What the exercise asks — List each line in which the string "диагностики" appears.
START
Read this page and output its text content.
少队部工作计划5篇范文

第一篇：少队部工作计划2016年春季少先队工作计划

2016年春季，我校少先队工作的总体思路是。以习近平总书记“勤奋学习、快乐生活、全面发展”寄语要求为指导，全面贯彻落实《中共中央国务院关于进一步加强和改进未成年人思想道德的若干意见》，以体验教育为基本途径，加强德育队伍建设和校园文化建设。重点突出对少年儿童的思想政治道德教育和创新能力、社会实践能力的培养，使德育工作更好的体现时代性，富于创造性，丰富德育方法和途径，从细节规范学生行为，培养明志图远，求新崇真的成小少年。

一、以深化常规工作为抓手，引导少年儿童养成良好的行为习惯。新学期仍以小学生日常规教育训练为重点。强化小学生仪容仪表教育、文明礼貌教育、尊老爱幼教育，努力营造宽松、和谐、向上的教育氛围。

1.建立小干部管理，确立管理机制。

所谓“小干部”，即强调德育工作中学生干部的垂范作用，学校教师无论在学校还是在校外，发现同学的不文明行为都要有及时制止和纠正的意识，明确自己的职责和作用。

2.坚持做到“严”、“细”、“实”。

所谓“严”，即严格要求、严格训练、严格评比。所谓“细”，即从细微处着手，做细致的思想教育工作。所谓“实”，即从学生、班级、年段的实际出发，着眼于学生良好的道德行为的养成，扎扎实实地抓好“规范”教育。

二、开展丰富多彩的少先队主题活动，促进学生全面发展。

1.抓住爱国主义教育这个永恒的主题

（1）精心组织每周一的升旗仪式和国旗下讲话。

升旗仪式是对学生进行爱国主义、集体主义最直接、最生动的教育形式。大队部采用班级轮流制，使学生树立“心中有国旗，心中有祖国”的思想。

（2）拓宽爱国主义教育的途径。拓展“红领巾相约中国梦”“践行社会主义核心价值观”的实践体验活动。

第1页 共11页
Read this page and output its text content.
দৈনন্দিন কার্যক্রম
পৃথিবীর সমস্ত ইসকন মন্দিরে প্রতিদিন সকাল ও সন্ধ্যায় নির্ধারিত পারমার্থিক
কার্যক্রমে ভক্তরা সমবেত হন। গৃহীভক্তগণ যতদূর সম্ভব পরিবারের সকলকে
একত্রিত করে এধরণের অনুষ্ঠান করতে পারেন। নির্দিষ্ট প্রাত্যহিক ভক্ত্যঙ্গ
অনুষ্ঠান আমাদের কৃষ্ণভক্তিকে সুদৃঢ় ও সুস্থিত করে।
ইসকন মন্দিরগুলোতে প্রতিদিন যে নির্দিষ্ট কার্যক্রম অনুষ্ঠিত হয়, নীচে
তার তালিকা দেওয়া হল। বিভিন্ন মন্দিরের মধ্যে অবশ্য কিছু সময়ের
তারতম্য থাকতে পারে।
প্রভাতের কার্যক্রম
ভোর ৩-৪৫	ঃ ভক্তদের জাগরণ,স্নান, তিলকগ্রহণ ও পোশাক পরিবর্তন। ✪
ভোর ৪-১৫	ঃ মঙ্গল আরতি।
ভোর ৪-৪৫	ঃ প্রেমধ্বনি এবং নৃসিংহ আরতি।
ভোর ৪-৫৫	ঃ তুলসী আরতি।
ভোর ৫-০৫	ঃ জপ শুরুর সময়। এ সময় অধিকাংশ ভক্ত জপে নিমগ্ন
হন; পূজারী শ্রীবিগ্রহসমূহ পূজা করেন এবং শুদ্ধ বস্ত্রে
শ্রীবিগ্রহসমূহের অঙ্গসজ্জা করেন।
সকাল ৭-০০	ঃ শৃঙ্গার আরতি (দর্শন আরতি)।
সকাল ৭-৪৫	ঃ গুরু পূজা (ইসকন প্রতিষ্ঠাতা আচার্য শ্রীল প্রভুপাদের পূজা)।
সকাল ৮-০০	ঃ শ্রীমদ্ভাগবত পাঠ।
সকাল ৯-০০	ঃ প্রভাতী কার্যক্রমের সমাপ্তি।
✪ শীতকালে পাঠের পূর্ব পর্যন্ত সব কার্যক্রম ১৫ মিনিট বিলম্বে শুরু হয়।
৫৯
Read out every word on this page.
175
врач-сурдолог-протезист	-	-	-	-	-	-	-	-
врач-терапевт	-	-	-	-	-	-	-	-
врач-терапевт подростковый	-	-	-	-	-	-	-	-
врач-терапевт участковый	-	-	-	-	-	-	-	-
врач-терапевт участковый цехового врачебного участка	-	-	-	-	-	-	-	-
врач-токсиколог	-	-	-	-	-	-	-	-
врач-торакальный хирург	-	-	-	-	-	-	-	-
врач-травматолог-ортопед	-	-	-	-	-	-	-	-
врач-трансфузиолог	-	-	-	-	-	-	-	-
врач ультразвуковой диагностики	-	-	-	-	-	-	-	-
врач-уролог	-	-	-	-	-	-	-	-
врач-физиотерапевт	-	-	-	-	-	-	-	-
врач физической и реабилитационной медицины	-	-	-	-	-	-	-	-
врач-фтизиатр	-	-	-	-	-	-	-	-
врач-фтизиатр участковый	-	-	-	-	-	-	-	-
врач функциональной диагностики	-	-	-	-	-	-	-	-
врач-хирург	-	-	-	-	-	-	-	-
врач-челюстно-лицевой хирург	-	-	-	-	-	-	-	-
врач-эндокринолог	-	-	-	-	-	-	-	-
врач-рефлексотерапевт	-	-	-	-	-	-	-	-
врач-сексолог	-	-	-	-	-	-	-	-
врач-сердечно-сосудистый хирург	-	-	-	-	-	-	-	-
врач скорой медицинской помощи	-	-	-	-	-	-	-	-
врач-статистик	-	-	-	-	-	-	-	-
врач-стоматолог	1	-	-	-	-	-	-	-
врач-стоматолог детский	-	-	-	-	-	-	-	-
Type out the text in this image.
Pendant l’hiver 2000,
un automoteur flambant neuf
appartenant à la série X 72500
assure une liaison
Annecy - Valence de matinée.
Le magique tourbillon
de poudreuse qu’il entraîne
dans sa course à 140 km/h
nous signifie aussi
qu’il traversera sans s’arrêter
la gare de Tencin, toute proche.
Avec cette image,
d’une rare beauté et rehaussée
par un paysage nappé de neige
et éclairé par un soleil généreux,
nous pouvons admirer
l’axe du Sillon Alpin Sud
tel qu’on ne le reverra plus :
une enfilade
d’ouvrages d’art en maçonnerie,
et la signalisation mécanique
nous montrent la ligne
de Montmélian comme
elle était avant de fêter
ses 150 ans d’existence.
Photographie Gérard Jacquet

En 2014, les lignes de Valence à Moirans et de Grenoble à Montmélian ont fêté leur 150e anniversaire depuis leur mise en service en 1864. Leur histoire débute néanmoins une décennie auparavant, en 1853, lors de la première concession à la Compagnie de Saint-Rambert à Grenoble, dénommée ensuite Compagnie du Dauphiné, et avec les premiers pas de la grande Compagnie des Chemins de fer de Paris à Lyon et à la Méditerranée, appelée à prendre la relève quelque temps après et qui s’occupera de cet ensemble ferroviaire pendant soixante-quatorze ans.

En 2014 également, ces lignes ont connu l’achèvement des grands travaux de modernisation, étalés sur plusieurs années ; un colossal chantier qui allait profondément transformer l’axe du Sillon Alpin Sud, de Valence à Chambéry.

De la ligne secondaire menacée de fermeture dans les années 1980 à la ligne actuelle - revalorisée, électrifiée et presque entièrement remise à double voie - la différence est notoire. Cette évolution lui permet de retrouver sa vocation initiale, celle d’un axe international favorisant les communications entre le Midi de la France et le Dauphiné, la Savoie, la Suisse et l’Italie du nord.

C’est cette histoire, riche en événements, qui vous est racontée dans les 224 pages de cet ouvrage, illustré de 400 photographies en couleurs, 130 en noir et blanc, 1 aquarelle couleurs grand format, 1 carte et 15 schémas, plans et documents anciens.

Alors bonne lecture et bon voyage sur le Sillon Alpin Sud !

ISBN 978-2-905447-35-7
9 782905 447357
END
Written solution —
врач ультразвуковой диагностики	-	-	-	-	-	-	-	-
врач функциональной диагностики	-	-	-	-	-	-	-	-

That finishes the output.